> Objective: Scan the material for the word "text", and copy each line where it shows up.

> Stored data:

START

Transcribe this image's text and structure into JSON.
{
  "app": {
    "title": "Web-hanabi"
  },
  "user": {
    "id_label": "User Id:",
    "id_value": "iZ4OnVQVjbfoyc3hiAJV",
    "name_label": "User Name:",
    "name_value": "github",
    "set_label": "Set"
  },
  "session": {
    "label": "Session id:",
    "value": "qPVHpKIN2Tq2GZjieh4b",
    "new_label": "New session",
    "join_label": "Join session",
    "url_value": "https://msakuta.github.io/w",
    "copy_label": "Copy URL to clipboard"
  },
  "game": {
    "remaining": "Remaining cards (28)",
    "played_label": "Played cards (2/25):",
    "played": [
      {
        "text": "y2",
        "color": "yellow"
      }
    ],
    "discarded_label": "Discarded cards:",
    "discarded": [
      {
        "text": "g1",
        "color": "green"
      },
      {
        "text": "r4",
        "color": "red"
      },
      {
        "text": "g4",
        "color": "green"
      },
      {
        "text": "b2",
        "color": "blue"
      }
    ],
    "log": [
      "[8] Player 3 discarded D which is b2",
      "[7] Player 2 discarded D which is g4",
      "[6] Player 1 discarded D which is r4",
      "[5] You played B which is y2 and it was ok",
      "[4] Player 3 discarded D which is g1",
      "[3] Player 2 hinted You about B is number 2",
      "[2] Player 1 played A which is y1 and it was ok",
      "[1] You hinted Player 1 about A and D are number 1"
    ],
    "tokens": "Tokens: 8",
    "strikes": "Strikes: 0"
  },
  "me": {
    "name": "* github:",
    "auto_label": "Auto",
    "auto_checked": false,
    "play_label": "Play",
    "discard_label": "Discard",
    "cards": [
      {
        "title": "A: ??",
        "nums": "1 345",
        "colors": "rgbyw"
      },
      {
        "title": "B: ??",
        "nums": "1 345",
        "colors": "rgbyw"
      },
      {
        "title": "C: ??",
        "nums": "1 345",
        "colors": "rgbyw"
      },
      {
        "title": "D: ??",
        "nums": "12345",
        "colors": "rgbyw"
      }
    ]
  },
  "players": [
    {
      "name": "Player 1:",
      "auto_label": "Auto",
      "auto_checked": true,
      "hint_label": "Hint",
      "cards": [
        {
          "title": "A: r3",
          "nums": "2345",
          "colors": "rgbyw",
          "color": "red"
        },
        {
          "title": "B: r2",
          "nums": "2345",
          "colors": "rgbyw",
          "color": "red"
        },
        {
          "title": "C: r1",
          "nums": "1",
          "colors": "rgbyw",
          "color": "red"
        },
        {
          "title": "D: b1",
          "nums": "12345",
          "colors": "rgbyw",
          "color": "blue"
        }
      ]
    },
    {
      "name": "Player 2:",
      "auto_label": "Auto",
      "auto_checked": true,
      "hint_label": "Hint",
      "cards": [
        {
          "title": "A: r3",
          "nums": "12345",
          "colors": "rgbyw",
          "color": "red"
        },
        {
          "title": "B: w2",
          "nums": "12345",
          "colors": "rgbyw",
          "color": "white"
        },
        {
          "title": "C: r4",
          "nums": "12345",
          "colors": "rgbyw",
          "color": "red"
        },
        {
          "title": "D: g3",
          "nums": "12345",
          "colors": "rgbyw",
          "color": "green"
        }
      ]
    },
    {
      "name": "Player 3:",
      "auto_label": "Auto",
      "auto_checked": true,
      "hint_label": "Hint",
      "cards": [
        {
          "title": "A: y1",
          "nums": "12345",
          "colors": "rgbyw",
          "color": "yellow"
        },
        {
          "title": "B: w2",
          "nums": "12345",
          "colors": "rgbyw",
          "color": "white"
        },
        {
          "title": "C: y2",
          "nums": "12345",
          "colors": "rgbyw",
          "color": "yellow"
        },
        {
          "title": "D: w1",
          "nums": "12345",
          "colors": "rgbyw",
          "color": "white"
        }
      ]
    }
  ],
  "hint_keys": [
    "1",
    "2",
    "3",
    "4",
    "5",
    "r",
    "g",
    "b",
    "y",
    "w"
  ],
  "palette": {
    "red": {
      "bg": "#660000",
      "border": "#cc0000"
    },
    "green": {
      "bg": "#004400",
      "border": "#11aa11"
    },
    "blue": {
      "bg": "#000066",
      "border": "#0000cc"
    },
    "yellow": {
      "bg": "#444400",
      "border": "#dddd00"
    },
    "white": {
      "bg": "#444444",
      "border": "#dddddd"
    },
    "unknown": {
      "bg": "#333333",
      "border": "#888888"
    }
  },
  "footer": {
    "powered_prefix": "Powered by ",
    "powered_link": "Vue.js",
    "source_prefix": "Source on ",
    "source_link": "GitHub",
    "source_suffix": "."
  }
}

END

> Task response:
Transcribe this image's text and structure into JSON.
        "text": "y2",
        "text": "g1",
        "text": "r4",
        "text": "g4",
        "text": "b2",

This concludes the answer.